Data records
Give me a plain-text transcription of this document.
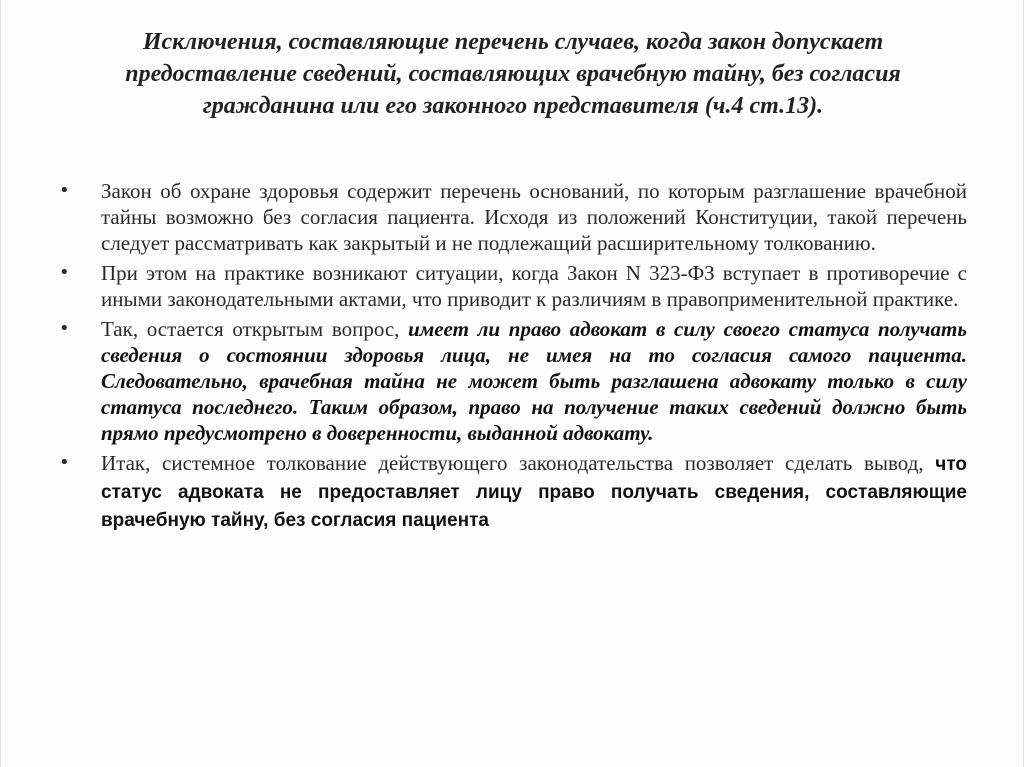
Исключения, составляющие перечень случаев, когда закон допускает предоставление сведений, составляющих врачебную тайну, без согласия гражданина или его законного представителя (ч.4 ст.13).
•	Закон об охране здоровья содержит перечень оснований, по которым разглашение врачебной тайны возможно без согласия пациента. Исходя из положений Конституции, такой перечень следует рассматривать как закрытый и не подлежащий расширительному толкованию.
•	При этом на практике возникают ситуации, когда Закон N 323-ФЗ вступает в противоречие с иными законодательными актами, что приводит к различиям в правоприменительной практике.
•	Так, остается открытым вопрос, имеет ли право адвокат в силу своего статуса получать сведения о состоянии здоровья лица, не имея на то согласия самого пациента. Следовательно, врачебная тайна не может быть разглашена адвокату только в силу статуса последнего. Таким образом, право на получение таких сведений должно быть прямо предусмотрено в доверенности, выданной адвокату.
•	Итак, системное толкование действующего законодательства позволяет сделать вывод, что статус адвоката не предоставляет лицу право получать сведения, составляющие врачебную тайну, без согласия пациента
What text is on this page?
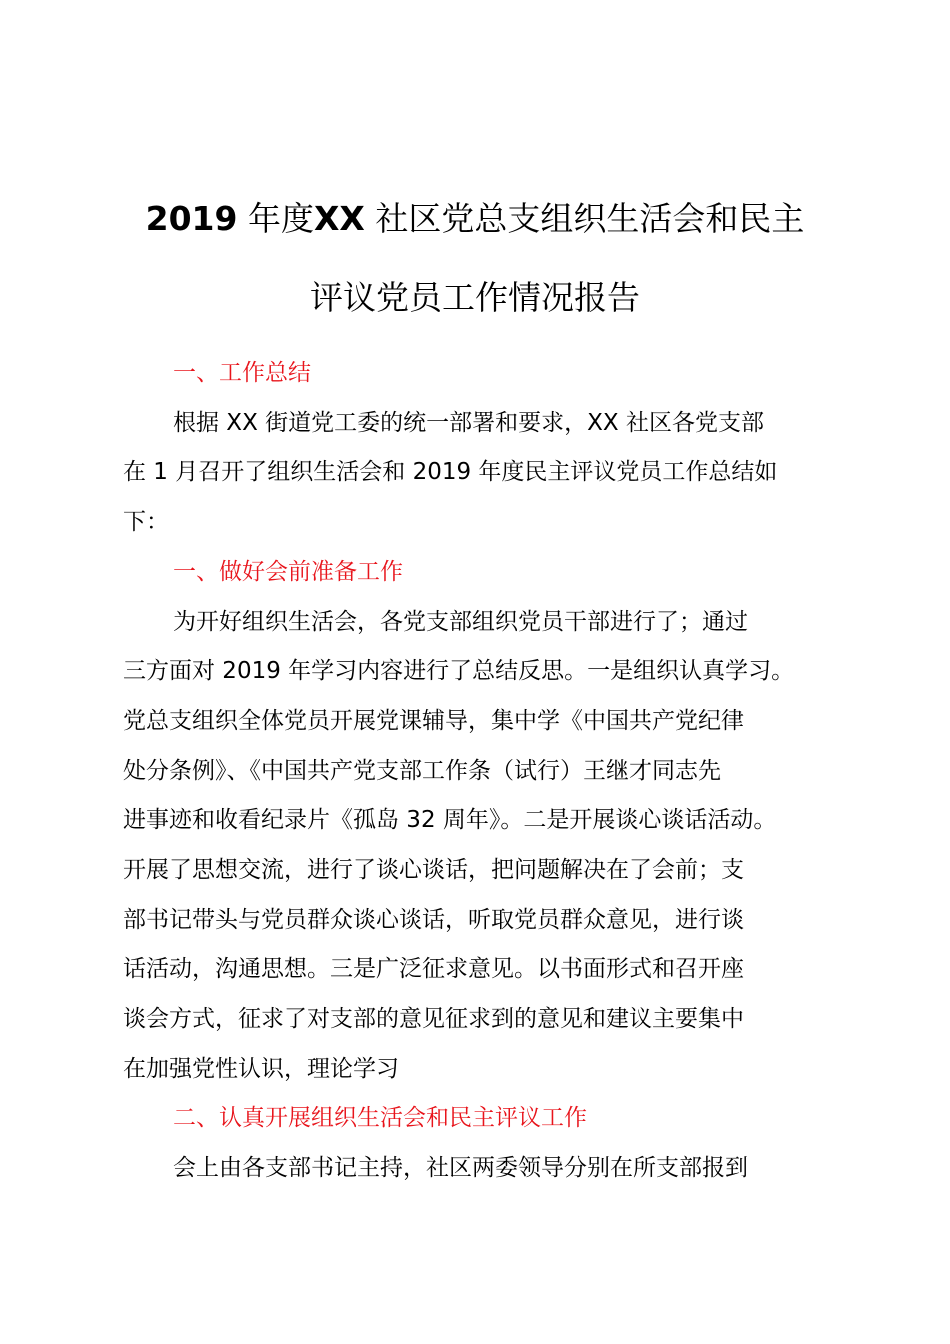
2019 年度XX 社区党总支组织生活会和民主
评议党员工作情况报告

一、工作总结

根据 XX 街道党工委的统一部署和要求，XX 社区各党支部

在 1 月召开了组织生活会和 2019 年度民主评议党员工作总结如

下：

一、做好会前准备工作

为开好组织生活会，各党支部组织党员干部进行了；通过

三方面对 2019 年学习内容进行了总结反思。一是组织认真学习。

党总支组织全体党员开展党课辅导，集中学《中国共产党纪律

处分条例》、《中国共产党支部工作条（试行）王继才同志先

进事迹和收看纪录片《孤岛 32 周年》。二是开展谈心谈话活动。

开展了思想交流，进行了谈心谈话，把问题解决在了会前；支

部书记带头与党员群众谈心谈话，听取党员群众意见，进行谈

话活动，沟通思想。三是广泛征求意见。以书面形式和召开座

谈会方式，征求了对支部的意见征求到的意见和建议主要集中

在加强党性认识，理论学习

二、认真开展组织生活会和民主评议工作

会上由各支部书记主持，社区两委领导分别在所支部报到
---
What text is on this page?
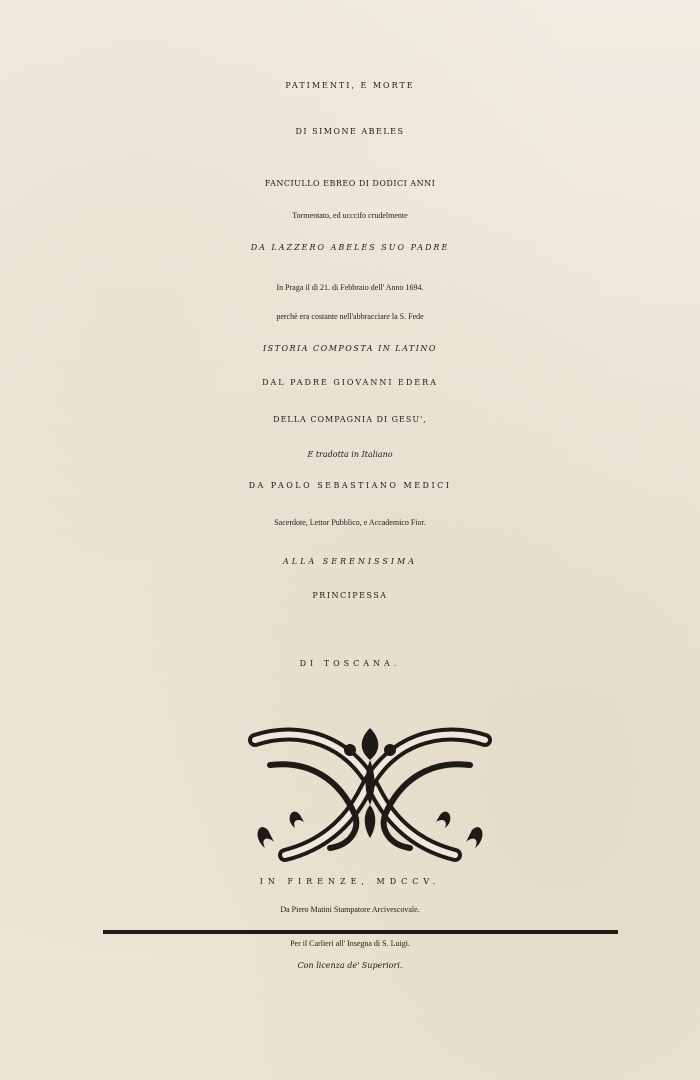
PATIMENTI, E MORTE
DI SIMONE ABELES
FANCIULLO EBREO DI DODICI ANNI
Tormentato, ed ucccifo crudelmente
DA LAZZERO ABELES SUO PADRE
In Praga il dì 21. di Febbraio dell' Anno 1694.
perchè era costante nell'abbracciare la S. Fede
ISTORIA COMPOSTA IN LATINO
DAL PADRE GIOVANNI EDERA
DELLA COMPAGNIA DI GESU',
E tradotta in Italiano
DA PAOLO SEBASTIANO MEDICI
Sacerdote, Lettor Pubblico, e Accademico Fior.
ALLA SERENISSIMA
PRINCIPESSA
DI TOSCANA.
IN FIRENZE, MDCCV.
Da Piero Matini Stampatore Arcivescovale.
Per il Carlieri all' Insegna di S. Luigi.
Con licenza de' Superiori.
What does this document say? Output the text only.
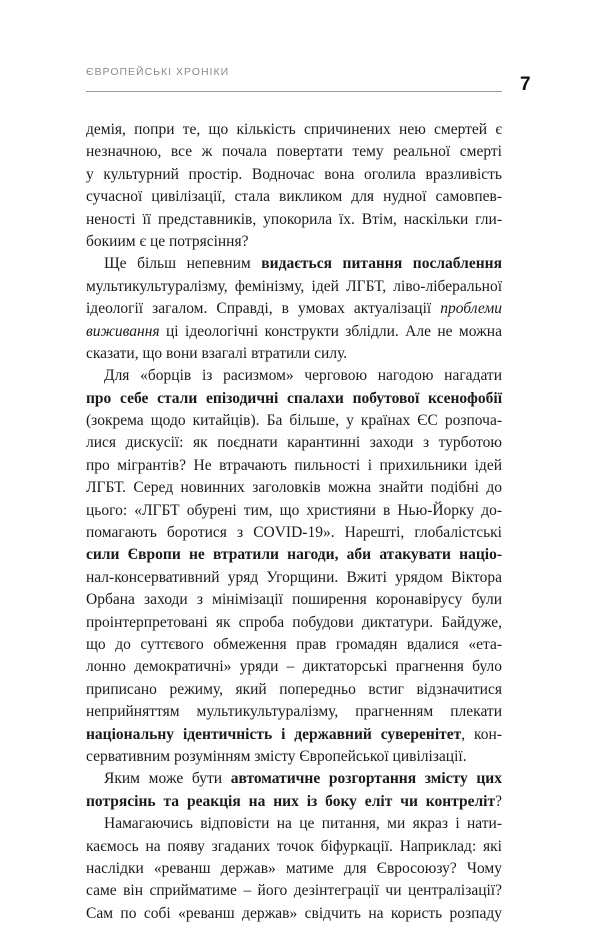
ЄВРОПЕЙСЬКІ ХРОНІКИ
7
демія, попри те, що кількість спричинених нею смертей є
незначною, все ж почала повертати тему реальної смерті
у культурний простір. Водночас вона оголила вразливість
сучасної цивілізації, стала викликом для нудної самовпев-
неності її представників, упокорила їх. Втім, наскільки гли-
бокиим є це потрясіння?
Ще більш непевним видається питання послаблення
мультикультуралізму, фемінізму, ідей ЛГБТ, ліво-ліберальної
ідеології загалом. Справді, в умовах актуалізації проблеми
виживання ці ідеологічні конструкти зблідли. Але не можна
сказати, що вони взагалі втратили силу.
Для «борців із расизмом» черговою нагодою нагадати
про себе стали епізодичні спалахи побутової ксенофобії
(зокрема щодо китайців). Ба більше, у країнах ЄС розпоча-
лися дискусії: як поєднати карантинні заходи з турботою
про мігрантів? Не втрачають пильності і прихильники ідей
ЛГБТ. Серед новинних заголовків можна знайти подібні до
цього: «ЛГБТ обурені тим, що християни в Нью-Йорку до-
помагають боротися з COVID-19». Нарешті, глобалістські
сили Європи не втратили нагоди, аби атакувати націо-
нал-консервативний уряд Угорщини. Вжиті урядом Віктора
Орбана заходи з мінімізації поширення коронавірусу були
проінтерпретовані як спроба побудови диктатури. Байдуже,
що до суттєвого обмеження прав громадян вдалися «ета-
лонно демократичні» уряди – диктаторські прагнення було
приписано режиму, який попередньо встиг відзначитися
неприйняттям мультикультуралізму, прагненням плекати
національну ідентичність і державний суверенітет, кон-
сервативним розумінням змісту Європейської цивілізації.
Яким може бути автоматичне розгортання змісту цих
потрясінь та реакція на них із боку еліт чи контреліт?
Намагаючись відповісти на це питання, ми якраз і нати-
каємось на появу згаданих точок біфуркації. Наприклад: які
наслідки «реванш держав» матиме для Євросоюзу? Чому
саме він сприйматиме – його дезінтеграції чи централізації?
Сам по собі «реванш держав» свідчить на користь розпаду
---
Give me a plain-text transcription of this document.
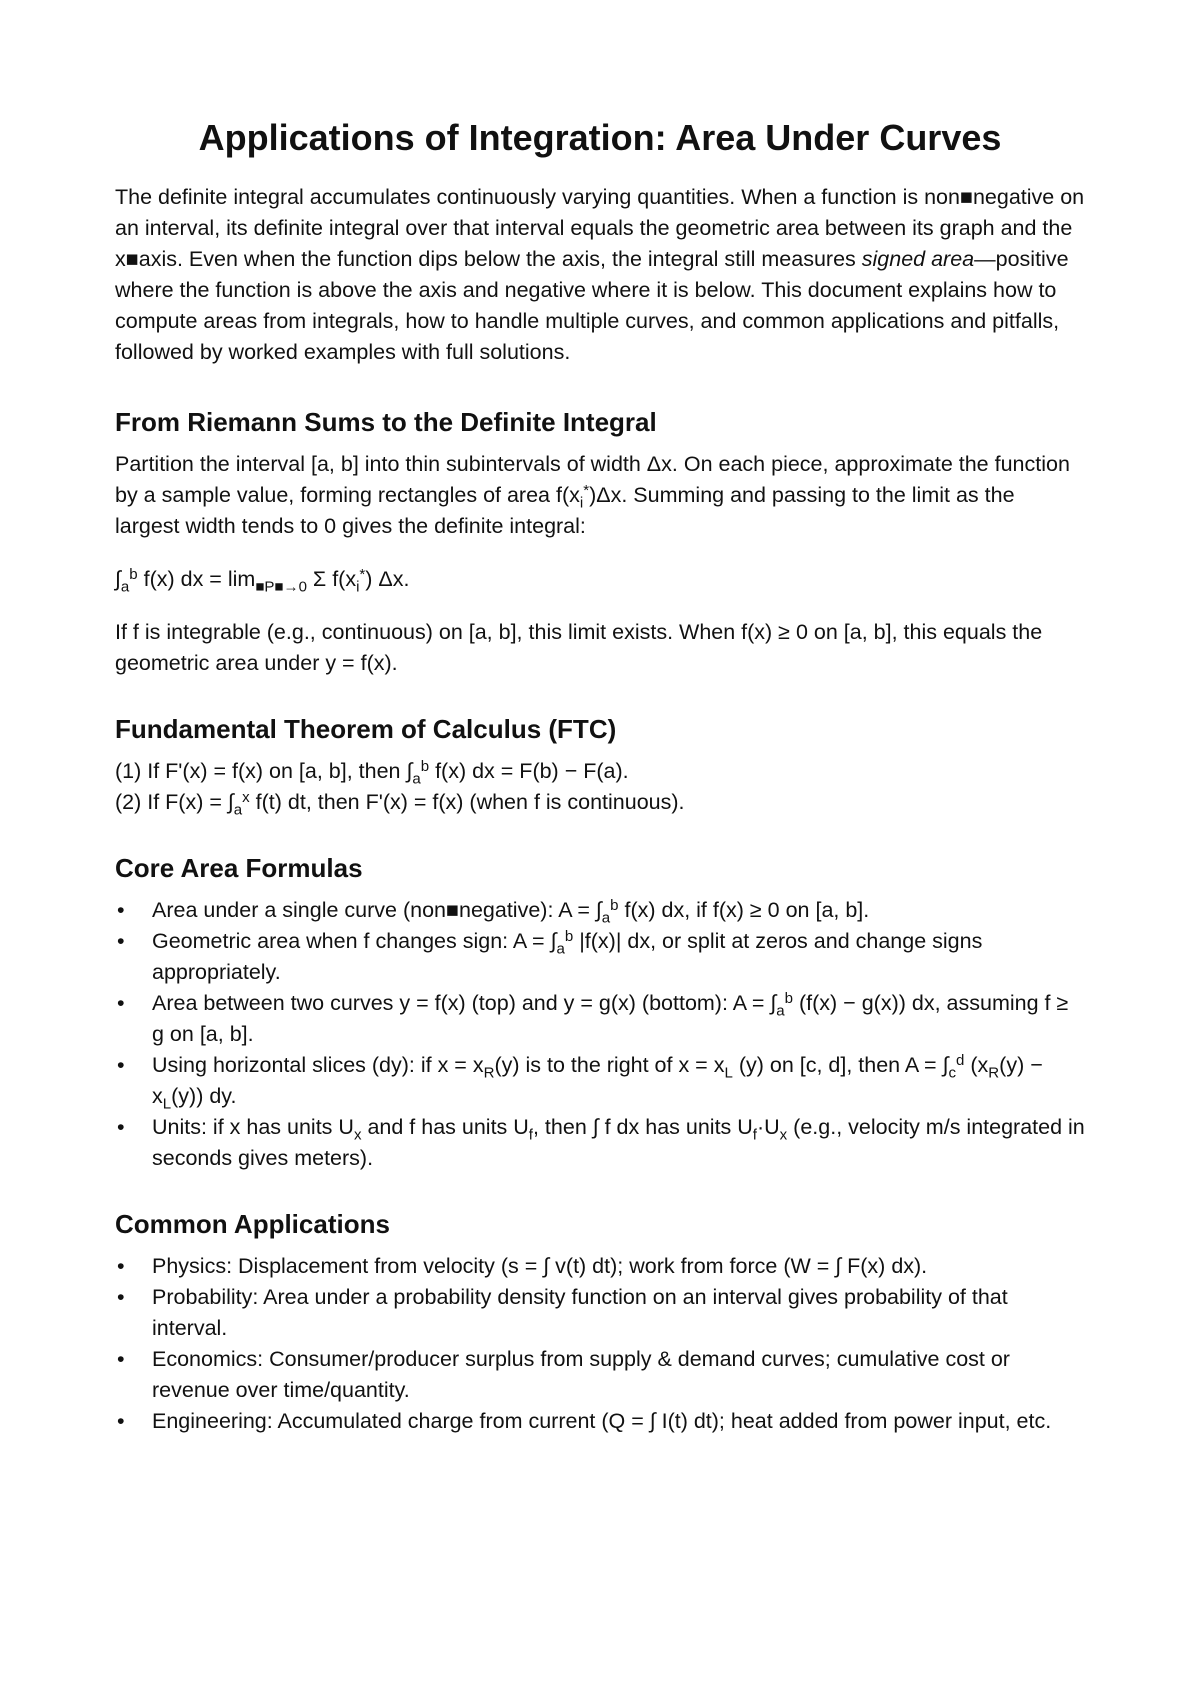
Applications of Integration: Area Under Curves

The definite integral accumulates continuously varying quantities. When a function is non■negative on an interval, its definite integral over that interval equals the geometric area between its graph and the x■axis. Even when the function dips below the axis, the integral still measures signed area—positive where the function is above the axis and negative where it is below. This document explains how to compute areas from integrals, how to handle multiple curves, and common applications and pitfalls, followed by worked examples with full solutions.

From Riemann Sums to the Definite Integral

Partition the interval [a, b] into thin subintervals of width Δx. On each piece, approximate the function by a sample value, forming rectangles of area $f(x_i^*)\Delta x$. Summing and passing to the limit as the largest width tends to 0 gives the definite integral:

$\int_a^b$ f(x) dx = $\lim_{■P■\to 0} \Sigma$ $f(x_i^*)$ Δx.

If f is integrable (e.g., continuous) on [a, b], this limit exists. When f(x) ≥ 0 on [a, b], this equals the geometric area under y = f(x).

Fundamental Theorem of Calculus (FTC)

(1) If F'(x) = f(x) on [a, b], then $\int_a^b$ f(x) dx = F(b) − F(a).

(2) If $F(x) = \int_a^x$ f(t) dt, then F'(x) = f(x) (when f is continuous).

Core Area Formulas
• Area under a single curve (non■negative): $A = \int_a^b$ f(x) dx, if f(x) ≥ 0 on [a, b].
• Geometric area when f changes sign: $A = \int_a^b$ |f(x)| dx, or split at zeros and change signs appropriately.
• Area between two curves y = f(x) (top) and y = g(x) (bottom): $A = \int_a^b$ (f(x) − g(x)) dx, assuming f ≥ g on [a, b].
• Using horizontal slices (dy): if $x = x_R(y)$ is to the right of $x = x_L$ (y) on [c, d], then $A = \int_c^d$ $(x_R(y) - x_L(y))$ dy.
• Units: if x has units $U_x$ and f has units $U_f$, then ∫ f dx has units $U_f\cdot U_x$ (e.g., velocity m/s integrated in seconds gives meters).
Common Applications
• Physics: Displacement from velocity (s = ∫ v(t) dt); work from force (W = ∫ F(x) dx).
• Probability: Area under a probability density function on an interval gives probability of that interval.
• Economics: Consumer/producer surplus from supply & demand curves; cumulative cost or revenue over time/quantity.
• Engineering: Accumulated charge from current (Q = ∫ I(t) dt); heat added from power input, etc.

Task objective: Return each line among the entries that holds the word "втратили".

Task solution:
сказати, що вони взагалі втратили силу.
сили Європи не втратили нагоди, аби атакувати націо-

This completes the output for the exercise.